Output every entry exactly as written.

Start of Extracted material

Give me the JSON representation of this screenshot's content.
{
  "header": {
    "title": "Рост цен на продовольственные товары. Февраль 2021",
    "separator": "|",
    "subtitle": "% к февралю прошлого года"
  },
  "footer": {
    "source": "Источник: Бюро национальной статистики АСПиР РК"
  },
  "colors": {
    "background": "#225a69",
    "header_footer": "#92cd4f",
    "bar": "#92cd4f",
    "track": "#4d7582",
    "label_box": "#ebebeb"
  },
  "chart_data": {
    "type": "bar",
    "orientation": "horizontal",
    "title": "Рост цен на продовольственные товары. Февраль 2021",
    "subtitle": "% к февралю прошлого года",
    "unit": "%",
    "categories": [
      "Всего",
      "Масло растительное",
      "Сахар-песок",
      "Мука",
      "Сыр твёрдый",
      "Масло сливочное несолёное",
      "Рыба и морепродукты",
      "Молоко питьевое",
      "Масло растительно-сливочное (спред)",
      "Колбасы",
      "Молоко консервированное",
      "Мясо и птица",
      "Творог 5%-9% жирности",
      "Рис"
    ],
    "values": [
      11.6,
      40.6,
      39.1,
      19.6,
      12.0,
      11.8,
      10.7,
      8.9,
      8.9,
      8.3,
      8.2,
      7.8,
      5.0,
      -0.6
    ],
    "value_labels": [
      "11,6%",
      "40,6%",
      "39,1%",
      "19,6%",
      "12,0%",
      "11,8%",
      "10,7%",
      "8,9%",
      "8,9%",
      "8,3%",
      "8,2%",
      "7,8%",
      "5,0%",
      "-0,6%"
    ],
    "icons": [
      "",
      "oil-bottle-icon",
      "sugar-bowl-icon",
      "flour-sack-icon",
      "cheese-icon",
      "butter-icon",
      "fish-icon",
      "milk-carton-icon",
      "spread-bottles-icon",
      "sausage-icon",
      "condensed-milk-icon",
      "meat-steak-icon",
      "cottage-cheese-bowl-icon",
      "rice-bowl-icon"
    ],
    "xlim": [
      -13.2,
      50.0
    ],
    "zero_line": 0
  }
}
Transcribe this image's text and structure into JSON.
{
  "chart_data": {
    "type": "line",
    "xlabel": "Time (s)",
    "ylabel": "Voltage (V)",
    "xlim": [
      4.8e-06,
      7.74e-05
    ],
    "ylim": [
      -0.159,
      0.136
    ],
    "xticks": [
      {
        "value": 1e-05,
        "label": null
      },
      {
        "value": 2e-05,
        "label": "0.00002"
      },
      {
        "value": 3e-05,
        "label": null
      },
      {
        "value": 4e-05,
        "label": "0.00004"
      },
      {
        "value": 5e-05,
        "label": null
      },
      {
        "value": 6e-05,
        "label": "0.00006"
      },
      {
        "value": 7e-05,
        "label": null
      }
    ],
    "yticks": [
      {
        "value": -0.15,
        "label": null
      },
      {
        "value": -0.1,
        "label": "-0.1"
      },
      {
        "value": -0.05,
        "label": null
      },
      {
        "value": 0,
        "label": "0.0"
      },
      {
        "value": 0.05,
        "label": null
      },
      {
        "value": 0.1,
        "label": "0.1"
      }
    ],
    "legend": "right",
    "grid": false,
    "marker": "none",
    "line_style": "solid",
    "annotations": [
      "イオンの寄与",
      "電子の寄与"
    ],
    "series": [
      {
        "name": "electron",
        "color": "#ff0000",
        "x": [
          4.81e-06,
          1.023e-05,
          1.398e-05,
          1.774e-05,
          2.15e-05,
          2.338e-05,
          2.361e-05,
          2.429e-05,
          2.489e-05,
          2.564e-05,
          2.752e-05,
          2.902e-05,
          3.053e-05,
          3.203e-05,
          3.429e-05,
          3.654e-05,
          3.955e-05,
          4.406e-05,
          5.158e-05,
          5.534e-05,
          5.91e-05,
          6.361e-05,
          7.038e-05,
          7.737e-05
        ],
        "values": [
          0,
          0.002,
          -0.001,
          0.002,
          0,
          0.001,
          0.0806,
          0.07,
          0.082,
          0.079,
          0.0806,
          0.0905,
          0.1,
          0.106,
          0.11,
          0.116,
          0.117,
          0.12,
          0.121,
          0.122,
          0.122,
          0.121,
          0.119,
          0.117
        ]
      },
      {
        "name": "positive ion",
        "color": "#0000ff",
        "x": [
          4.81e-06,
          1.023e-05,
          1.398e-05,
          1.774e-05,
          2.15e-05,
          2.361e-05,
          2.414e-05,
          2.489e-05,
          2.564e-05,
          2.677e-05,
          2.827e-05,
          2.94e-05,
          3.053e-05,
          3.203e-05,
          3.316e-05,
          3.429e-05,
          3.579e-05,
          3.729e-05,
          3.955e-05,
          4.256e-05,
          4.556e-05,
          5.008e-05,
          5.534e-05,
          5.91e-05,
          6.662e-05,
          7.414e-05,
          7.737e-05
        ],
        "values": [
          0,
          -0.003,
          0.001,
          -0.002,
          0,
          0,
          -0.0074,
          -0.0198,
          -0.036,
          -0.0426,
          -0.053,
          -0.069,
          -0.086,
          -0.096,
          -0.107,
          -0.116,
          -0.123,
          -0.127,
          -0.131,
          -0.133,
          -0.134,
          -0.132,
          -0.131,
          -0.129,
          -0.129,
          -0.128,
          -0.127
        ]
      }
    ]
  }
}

End of Extracted material

■ **Right answer**
Give me the JSON representation of this screenshot's content.
{
  "header": {
    "title": "Рост цен на продовольственные товары. Февраль 2021",
    "separator": "|",
    "subtitle": "% к февралю прошлого года"
  },
  "footer": {
    "source": "Источник: Бюро национальной статистики АСПиР РК"
  },
  "colors": {
    "background": "#225a69",
    "header_footer": "#92cd4f",
    "bar": "#92cd4f",
    "track": "#4d7582",
    "label_box": "#ebebeb"
  },
  "chart_data": {
    "type": "bar",
    "orientation": "horizontal",
    "title": "Рост цен на продовольственные товары. Февраль 2021",
    "subtitle": "% к февралю прошлого года",
    "unit": "%",
    "categories": [
      "Всего",
      "Масло растительное",
      "Сахар-песок",
      "Мука",
      "Сыр твёрдый",
      "Масло сливочное несолёное",
      "Рыба и морепродукты",
      "Молоко питьевое",
      "Масло растительно-сливочное (спред)",
      "Колбасы",
      "Молоко консервированное",
      "Мясо и птица",
      "Творог 5%-9% жирности",
      "Рис"
    ],
    "values": [
      11.6,
      40.6,
      39.1,
      19.6,
      12.0,
      11.8,
      10.7,
      8.9,
      8.9,
      8.3,
      8.2,
      7.8,
      5.0,
      -0.6
    ],
    "value_labels": [
      "11,6%",
      "40,6%",
      "39,1%",
      "19,6%",
      "12,0%",
      "11,8%",
      "10,7%",
      "8,9%",
      "8,9%",
      "8,3%",
      "8,2%",
      "7,8%",
      "5,0%",
      "-0,6%"
    ],
    "icons": [
      "",
      "oil-bottle-icon",
      "sugar-bowl-icon",
      "flour-sack-icon",
      "cheese-icon",
      "butter-icon",
      "fish-icon",
      "milk-carton-icon",
      "spread-bottles-icon",
      "sausage-icon",
      "condensed-milk-icon",
      "meat-steak-icon",
      "cottage-cheese-bowl-icon",
      "rice-bowl-icon"
    ],
    "xlim": [
      -13.2,
      50.0
    ],
    "zero_line": 0
  }
}
Transcribe this image's text and structure into JSON.
{
  "chart_data": {
    "type": "line",
    "xlabel": "Time (s)",
    "ylabel": "Voltage (V)",
    "xlim": [
      4.8e-06,
      7.74e-05
    ],
    "ylim": [
      -0.159,
      0.136
    ],
    "xticks": [
      {
        "value": 1e-05,
        "label": null
      },
      {
        "value": 2e-05,
        "label": "0.00002"
      },
      {
        "value": 3e-05,
        "label": null
      },
      {
        "value": 4e-05,
        "label": "0.00004"
      },
      {
        "value": 5e-05,
        "label": null
      },
      {
        "value": 6e-05,
        "label": "0.00006"
      },
      {
        "value": 7e-05,
        "label": null
      }
    ],
    "yticks": [
      {
        "value": -0.15,
        "label": null
      },
      {
        "value": -0.1,
        "label": "-0.1"
      },
      {
        "value": -0.05,
        "label": null
      },
      {
        "value": 0,
        "label": "0.0"
      },
      {
        "value": 0.05,
        "label": null
      },
      {
        "value": 0.1,
        "label": "0.1"
      }
    ],
    "legend": "right",
    "grid": false,
    "marker": "none",
    "line_style": "solid",
    "annotations": [
      "イオンの寄与",
      "電子の寄与"
    ],
    "series": [
      {
        "name": "electron",
        "color": "#ff0000",
        "x": [
          4.81e-06,
          1.023e-05,
          1.398e-05,
          1.774e-05,
          2.15e-05,
          2.338e-05,
          2.361e-05,
          2.429e-05,
          2.489e-05,
          2.564e-05,
          2.752e-05,
          2.902e-05,
          3.053e-05,
          3.203e-05,
          3.429e-05,
          3.654e-05,
          3.955e-05,
          4.406e-05,
          5.158e-05,
          5.534e-05,
          5.91e-05,
          6.361e-05,
          7.038e-05,
          7.737e-05
        ],
        "values": [
          0,
          0.002,
          -0.001,
          0.002,
          0,
          0.001,
          0.0806,
          0.07,
          0.082,
          0.079,
          0.0806,
          0.0905,
          0.1,
          0.106,
          0.11,
          0.116,
          0.117,
          0.12,
          0.121,
          0.122,
          0.122,
          0.121,
          0.119,
          0.117
        ]
      },
      {
        "name": "positive ion",
        "color": "#0000ff",
        "x": [
          4.81e-06,
          1.023e-05,
          1.398e-05,
          1.774e-05,
          2.15e-05,
          2.361e-05,
          2.414e-05,
          2.489e-05,
          2.564e-05,
          2.677e-05,
          2.827e-05,
          2.94e-05,
          3.053e-05,
          3.203e-05,
          3.316e-05,
          3.429e-05,
          3.579e-05,
          3.729e-05,
          3.955e-05,
          4.256e-05,
          4.556e-05,
          5.008e-05,
          5.534e-05,
          5.91e-05,
          6.662e-05,
          7.414e-05,
          7.737e-05
        ],
        "values": [
          0,
          -0.003,
          0.001,
          -0.002,
          0,
          0,
          -0.0074,
          -0.0198,
          -0.036,
          -0.0426,
          -0.053,
          -0.069,
          -0.086,
          -0.096,
          -0.107,
          -0.116,
          -0.123,
          -0.127,
          -0.131,
          -0.133,
          -0.134,
          -0.132,
          -0.131,
          -0.129,
          -0.129,
          -0.128,
          -0.127
        ]
      }
    ]
  }
}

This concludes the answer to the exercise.